▶ _Task instructions_
Exactly as they appear, output all of the entries.

------------

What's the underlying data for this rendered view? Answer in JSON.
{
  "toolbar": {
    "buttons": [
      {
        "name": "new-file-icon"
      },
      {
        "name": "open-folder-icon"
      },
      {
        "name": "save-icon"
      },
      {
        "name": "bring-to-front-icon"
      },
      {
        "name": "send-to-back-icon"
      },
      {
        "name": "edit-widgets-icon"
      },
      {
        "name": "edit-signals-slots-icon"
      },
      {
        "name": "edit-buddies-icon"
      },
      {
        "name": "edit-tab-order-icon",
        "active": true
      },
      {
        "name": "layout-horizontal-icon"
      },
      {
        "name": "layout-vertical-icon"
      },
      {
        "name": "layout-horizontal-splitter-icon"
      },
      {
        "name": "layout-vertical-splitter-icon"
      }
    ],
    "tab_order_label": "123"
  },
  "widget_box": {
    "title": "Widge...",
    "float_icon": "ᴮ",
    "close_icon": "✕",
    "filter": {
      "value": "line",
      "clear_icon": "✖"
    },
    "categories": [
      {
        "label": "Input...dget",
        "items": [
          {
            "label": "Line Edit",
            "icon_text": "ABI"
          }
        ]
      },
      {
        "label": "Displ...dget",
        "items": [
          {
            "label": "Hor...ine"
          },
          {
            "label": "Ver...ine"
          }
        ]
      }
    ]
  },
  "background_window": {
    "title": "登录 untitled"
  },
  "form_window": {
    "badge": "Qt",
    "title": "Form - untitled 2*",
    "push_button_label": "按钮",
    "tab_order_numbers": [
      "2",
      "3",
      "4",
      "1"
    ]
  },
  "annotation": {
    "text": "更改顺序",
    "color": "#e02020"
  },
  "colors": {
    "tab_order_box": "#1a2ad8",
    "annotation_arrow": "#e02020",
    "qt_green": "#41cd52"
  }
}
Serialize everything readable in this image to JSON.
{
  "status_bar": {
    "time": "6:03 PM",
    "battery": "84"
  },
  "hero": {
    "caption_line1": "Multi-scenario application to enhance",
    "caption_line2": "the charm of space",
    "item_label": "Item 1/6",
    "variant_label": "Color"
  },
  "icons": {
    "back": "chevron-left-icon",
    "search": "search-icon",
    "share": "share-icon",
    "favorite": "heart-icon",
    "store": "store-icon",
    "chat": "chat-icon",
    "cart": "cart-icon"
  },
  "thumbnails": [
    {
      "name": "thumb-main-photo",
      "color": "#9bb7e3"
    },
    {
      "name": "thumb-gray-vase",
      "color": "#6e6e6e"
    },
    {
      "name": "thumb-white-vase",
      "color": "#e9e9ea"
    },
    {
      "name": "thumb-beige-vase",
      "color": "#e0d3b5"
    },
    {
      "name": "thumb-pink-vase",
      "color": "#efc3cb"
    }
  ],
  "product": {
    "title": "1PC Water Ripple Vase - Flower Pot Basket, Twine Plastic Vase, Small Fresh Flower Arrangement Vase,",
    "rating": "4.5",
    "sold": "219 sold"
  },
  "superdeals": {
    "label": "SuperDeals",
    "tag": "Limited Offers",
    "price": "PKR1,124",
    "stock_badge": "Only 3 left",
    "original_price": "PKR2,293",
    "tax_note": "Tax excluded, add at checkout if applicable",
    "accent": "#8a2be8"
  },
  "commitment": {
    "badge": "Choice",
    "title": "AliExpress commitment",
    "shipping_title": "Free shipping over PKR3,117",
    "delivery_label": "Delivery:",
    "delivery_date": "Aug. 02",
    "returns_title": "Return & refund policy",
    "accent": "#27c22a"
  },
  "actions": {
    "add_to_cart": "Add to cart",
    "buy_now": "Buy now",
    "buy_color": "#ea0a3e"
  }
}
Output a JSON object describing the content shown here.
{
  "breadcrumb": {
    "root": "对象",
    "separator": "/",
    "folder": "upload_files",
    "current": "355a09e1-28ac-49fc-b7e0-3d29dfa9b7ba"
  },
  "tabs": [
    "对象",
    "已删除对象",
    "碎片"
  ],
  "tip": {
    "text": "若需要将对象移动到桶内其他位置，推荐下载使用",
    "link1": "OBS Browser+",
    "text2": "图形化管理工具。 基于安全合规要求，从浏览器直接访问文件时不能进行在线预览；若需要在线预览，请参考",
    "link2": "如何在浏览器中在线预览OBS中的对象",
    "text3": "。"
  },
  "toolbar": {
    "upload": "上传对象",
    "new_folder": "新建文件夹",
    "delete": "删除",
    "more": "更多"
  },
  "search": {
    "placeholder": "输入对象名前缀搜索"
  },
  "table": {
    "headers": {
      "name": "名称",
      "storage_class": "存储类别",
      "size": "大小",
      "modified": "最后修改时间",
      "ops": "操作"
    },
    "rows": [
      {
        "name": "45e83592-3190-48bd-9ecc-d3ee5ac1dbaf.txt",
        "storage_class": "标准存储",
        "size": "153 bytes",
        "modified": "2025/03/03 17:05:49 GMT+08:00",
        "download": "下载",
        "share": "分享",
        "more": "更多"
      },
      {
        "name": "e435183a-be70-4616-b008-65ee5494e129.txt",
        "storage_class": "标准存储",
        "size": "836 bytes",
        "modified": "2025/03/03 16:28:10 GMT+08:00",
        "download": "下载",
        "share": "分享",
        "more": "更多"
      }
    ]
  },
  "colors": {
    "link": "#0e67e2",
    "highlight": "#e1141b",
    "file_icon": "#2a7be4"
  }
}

------------

▶ _Solution below_
What's the underlying data for this rendered view? Answer in JSON.
{
  "toolbar": {
    "buttons": [
      {
        "name": "new-file-icon"
      },
      {
        "name": "open-folder-icon"
      },
      {
        "name": "save-icon"
      },
      {
        "name": "bring-to-front-icon"
      },
      {
        "name": "send-to-back-icon"
      },
      {
        "name": "edit-widgets-icon"
      },
      {
        "name": "edit-signals-slots-icon"
      },
      {
        "name": "edit-buddies-icon"
      },
      {
        "name": "edit-tab-order-icon",
        "active": true
      },
      {
        "name": "layout-horizontal-icon"
      },
      {
        "name": "layout-vertical-icon"
      },
      {
        "name": "layout-horizontal-splitter-icon"
      },
      {
        "name": "layout-vertical-splitter-icon"
      }
    ],
    "tab_order_label": "123"
  },
  "widget_box": {
    "title": "Widge...",
    "float_icon": "ᴮ",
    "close_icon": "✕",
    "filter": {
      "value": "line",
      "clear_icon": "✖"
    },
    "categories": [
      {
        "label": "Input...dget",
        "items": [
          {
            "label": "Line Edit",
            "icon_text": "ABI"
          }
        ]
      },
      {
        "label": "Displ...dget",
        "items": [
          {
            "label": "Hor...ine"
          },
          {
            "label": "Ver...ine"
          }
        ]
      }
    ]
  },
  "background_window": {
    "title": "登录 untitled"
  },
  "form_window": {
    "badge": "Qt",
    "title": "Form - untitled 2*",
    "push_button_label": "按钮",
    "tab_order_numbers": [
      "2",
      "3",
      "4",
      "1"
    ]
  },
  "annotation": {
    "text": "更改顺序",
    "color": "#e02020"
  },
  "colors": {
    "tab_order_box": "#1a2ad8",
    "annotation_arrow": "#e02020",
    "qt_green": "#41cd52"
  }
}
Serialize everything readable in this image to JSON.
{
  "status_bar": {
    "time": "6:03 PM",
    "battery": "84"
  },
  "hero": {
    "caption_line1": "Multi-scenario application to enhance",
    "caption_line2": "the charm of space",
    "item_label": "Item 1/6",
    "variant_label": "Color"
  },
  "icons": {
    "back": "chevron-left-icon",
    "search": "search-icon",
    "share": "share-icon",
    "favorite": "heart-icon",
    "store": "store-icon",
    "chat": "chat-icon",
    "cart": "cart-icon"
  },
  "thumbnails": [
    {
      "name": "thumb-main-photo",
      "color": "#9bb7e3"
    },
    {
      "name": "thumb-gray-vase",
      "color": "#6e6e6e"
    },
    {
      "name": "thumb-white-vase",
      "color": "#e9e9ea"
    },
    {
      "name": "thumb-beige-vase",
      "color": "#e0d3b5"
    },
    {
      "name": "thumb-pink-vase",
      "color": "#efc3cb"
    }
  ],
  "product": {
    "title": "1PC Water Ripple Vase - Flower Pot Basket, Twine Plastic Vase, Small Fresh Flower Arrangement Vase,",
    "rating": "4.5",
    "sold": "219 sold"
  },
  "superdeals": {
    "label": "SuperDeals",
    "tag": "Limited Offers",
    "price": "PKR1,124",
    "stock_badge": "Only 3 left",
    "original_price": "PKR2,293",
    "tax_note": "Tax excluded, add at checkout if applicable",
    "accent": "#8a2be8"
  },
  "commitment": {
    "badge": "Choice",
    "title": "AliExpress commitment",
    "shipping_title": "Free shipping over PKR3,117",
    "delivery_label": "Delivery:",
    "delivery_date": "Aug. 02",
    "returns_title": "Return & refund policy",
    "accent": "#27c22a"
  },
  "actions": {
    "add_to_cart": "Add to cart",
    "buy_now": "Buy now",
    "buy_color": "#ea0a3e"
  }
}
Output a JSON object describing the content shown here.
{
  "breadcrumb": {
    "root": "对象",
    "separator": "/",
    "folder": "upload_files",
    "current": "355a09e1-28ac-49fc-b7e0-3d29dfa9b7ba"
  },
  "tabs": [
    "对象",
    "已删除对象",
    "碎片"
  ],
  "tip": {
    "text": "若需要将对象移动到桶内其他位置，推荐下载使用",
    "link1": "OBS Browser+",
    "text2": "图形化管理工具。 基于安全合规要求，从浏览器直接访问文件时不能进行在线预览；若需要在线预览，请参考",
    "link2": "如何在浏览器中在线预览OBS中的对象",
    "text3": "。"
  },
  "toolbar": {
    "upload": "上传对象",
    "new_folder": "新建文件夹",
    "delete": "删除",
    "more": "更多"
  },
  "search": {
    "placeholder": "输入对象名前缀搜索"
  },
  "table": {
    "headers": {
      "name": "名称",
      "storage_class": "存储类别",
      "size": "大小",
      "modified": "最后修改时间",
      "ops": "操作"
    },
    "rows": [
      {
        "name": "45e83592-3190-48bd-9ecc-d3ee5ac1dbaf.txt",
        "storage_class": "标准存储",
        "size": "153 bytes",
        "modified": "2025/03/03 17:05:49 GMT+08:00",
        "download": "下载",
        "share": "分享",
        "more": "更多"
      },
      {
        "name": "e435183a-be70-4616-b008-65ee5494e129.txt",
        "storage_class": "标准存储",
        "size": "836 bytes",
        "modified": "2025/03/03 16:28:10 GMT+08:00",
        "download": "下载",
        "share": "分享",
        "more": "更多"
      }
    ]
  },
  "colors": {
    "link": "#0e67e2",
    "highlight": "#e1141b",
    "file_icon": "#2a7be4"
  }
}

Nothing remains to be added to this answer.